:: WHAT THE TASK ASKS ::
Copy exactly the lines from the "Enumerate this screenshot's" line to the end, both included, and nothing else.

:: GIVEN RECORDS ::
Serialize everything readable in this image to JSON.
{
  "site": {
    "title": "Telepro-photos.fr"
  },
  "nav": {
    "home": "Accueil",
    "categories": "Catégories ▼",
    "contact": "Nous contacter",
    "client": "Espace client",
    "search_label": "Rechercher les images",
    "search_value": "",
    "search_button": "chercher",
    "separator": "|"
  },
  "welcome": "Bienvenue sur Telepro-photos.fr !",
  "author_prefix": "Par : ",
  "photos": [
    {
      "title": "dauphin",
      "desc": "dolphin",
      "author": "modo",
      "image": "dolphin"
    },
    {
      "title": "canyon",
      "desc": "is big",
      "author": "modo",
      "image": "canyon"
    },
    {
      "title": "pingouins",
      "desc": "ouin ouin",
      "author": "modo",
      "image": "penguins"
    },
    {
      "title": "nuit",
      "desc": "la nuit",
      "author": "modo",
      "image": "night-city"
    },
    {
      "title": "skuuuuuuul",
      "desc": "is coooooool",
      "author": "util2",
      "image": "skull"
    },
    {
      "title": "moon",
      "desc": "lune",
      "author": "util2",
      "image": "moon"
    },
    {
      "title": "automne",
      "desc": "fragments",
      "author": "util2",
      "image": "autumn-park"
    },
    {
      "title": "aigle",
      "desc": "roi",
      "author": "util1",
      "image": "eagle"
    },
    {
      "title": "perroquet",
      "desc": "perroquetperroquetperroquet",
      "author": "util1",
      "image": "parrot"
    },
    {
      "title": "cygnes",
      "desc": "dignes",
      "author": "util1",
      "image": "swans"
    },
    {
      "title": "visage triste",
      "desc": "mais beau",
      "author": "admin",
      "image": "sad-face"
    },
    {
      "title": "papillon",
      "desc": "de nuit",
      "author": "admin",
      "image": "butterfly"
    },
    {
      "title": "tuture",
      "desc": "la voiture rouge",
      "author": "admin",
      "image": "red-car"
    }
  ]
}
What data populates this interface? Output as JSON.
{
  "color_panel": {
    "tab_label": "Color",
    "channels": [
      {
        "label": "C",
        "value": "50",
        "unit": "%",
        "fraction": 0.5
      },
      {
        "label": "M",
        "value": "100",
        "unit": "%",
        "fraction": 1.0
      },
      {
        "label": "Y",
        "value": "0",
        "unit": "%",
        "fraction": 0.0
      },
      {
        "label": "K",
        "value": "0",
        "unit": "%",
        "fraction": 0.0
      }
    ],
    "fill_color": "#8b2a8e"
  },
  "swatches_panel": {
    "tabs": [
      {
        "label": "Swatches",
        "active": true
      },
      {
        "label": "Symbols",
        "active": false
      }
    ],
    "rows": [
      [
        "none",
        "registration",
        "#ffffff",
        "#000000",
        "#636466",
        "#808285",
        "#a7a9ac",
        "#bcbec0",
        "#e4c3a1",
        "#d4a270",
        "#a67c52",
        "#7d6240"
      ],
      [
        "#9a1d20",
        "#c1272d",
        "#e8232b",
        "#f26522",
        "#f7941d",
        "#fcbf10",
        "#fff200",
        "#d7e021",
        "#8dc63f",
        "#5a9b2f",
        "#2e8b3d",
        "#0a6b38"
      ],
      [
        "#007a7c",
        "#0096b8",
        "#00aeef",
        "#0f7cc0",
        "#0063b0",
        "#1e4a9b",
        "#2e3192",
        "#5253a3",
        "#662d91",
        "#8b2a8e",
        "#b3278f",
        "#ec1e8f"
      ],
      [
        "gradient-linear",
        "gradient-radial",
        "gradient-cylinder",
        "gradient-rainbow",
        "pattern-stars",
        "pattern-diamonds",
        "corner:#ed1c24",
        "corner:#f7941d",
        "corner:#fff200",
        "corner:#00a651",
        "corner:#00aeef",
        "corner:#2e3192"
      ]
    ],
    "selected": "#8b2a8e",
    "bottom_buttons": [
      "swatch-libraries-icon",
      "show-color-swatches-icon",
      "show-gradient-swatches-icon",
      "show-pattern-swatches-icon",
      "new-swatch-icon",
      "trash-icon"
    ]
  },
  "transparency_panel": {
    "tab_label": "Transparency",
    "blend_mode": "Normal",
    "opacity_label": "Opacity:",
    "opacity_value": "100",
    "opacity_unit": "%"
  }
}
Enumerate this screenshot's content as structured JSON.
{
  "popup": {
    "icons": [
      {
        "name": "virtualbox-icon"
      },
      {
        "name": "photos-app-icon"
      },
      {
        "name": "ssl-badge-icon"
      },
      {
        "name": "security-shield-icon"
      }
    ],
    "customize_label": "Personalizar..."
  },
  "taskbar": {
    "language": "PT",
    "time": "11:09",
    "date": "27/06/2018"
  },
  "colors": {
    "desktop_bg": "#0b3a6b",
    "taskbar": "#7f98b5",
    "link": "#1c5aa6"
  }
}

:: RESPONSE FOR THIS EXERCISE ::
Enumerate this screenshot's content as structured JSON.
{
  "popup": {
    "icons": [
      {
        "name": "virtualbox-icon"
      },
      {
        "name": "photos-app-icon"
      },
      {
        "name": "ssl-badge-icon"
      },
      {
        "name": "security-shield-icon"
      }
    ],
    "customize_label": "Personalizar..."
  },
  "taskbar": {
    "language": "PT",
    "time": "11:09",
    "date": "27/06/2018"
  },
  "colors": {
    "desktop_bg": "#0b3a6b",
    "taskbar": "#7f98b5",
    "link": "#1c5aa6"
  }
}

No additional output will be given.